**Passage shown:**
┌──

NOME, Alaska (BP)–NASCAR has its Daytona 500. Colleges have the Final Four and the BCS. Baseball has its World Series; the NFL, its Super Bowl. For Alaskans, meanwhile, it’s the Iditarod, or the “Last Great Race” as it’s also called.
The grueling 1,049-mile trek starts in Anchorage on the first Saturday in March and then heads west across Alaska to Nome for 10 or more days. This year’s race began March 7, with the winner, Lance Mackey, crossing the finish line March 18. The last racer crossed the finish line March 24.
Between Anchorage and Nome, 65 Iditarod racers and their teams of up to 16 Alaskan Huskies confront jagged mountain ranges, frozen rivers, dense forests, miles of windswept coast and sea ice — in temperatures far below zero. Factoring for the wind chill, this year’s low was 140 degrees below zero one night. The wind often causes a total lack of visibility between the race’s 25 rest stops or “checkpoints” 200 miles apart.
“The people who race in the Iditarod are tough, rough and sometimes wild people,” said Brenda Crim, a North American Mission Board missionary and director of Baptist Campus Ministry at the University of Alaska-Anchorage.
To Crim, the Iditarod is not just an Alaskan tradition dating back to 1973. The recently completed Iditarod was the fifth year that Crim, her Anchorage staff and 110 volunteers from across the United States have organized extensive ministry in conjunction with the race — an effort that stirred some 132 Alaskans to make decisions for Christ.

└──

**Rows:**
┌──

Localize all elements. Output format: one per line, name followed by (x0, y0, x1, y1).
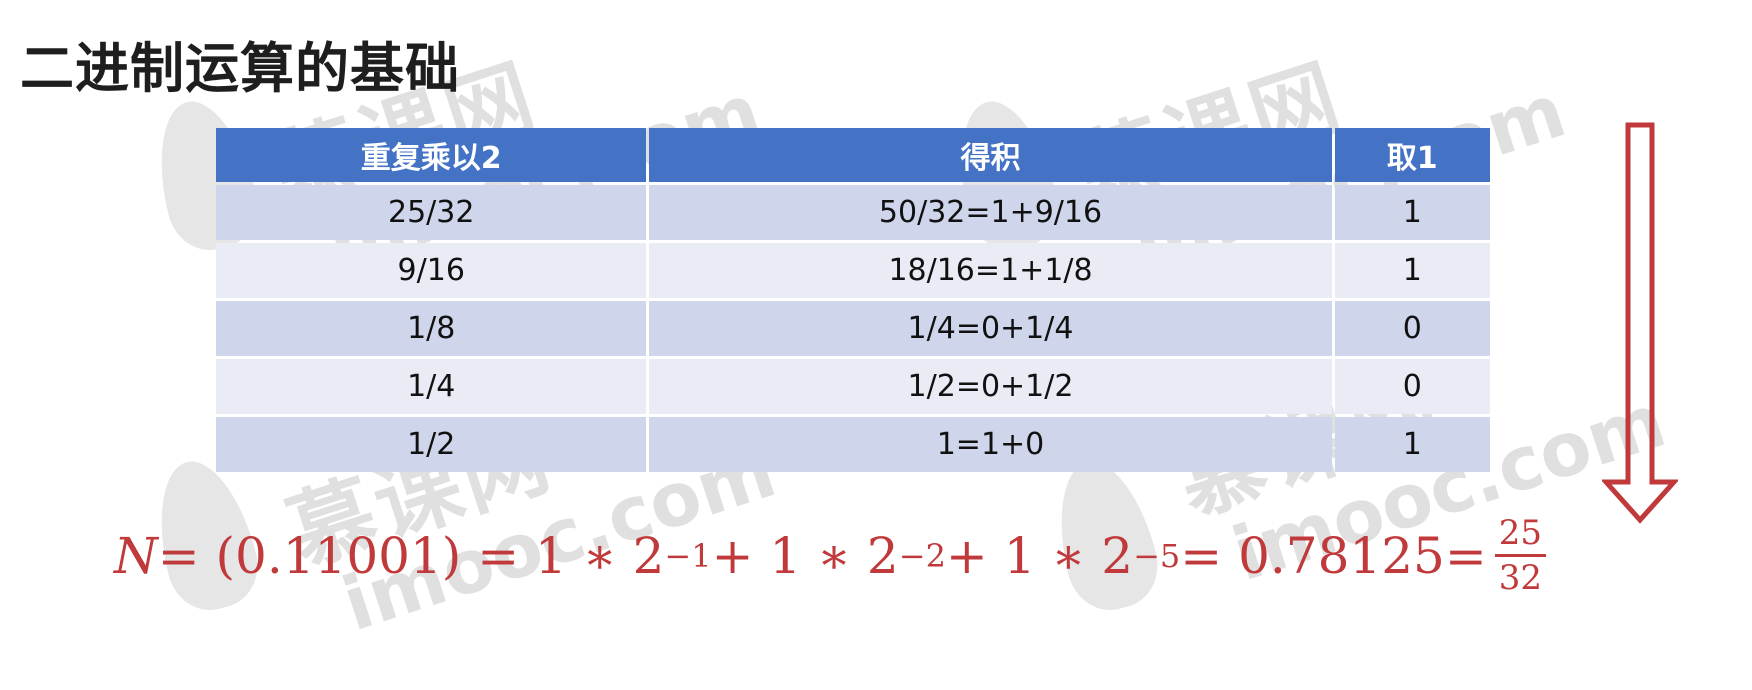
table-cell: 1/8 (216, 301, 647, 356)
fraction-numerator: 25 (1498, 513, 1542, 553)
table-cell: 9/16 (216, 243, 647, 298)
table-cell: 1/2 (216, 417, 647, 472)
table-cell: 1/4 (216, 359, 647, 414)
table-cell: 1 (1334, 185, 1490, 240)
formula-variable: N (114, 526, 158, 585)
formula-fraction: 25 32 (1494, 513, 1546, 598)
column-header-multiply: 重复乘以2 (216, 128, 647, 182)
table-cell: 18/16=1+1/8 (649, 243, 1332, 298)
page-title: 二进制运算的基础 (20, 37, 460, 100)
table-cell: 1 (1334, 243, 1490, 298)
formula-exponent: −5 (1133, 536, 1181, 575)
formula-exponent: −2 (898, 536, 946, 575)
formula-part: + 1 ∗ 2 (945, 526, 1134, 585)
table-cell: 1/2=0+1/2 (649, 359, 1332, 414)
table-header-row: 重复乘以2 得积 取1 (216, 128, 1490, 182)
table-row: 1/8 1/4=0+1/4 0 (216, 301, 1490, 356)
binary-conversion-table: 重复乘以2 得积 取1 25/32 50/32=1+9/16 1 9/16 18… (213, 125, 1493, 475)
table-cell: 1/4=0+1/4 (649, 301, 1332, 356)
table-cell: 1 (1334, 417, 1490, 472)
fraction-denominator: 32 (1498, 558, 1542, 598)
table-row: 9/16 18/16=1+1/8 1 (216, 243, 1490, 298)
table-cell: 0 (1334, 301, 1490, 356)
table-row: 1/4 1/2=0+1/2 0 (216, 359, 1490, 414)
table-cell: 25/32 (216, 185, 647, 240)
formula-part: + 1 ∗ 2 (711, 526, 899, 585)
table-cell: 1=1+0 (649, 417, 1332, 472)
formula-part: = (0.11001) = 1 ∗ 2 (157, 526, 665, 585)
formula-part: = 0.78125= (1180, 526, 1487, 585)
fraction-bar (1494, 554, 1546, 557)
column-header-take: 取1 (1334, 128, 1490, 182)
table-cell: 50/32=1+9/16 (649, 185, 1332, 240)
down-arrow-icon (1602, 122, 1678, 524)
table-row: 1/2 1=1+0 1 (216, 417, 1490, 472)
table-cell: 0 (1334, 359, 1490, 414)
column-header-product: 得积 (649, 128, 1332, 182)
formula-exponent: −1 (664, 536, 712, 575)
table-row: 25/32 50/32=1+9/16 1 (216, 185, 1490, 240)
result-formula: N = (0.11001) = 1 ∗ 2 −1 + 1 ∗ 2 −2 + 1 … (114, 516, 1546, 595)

└──
┌──

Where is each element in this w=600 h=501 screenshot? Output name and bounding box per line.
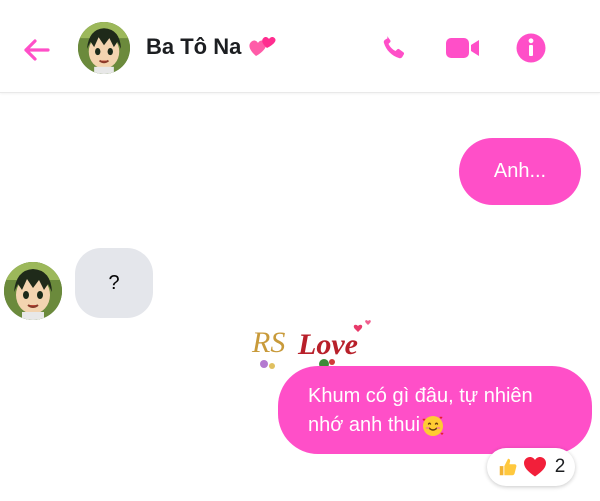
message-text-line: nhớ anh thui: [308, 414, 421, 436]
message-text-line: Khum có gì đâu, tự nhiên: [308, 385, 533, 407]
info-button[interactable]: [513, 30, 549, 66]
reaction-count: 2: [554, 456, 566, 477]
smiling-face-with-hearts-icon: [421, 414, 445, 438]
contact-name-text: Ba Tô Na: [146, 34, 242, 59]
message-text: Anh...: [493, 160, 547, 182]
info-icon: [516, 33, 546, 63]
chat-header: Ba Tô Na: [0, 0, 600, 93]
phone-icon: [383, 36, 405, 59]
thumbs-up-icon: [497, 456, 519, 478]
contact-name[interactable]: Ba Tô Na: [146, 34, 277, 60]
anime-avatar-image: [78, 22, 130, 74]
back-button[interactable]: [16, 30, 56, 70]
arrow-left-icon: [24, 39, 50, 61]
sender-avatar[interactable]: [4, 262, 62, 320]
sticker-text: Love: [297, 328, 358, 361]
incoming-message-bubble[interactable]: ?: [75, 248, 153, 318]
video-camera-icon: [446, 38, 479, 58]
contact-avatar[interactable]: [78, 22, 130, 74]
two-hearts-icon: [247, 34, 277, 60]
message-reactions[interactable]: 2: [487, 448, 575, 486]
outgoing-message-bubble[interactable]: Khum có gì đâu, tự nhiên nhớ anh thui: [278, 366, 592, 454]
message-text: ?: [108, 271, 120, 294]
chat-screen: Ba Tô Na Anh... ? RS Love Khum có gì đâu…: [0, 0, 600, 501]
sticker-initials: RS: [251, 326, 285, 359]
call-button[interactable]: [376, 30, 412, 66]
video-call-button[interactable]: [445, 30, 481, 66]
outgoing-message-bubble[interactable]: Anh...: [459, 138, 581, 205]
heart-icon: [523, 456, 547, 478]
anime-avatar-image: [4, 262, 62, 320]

└──

**Given instruction:** Transcribe the Iditarod article from "NOME, Alaska (BP)–NASCAR" to "line March 24.".

**Solved exercise:**
NOME, Alaska (BP)–NASCAR has its Daytona 500. Colleges have the Final Four and the BCS. Baseball has its World Series; the NFL, its Super Bowl. For Alaskans, meanwhile, it’s the Iditarod, or the “Last Great Race” as it’s also called.
The grueling 1,049-mile trek starts in Anchorage on the first Saturday in March and then heads west across Alaska to Nome for 10 or more days. This year’s race began March 7, with the winner, Lance Mackey, crossing the finish line March 18. The last racer crossed the finish line March 24.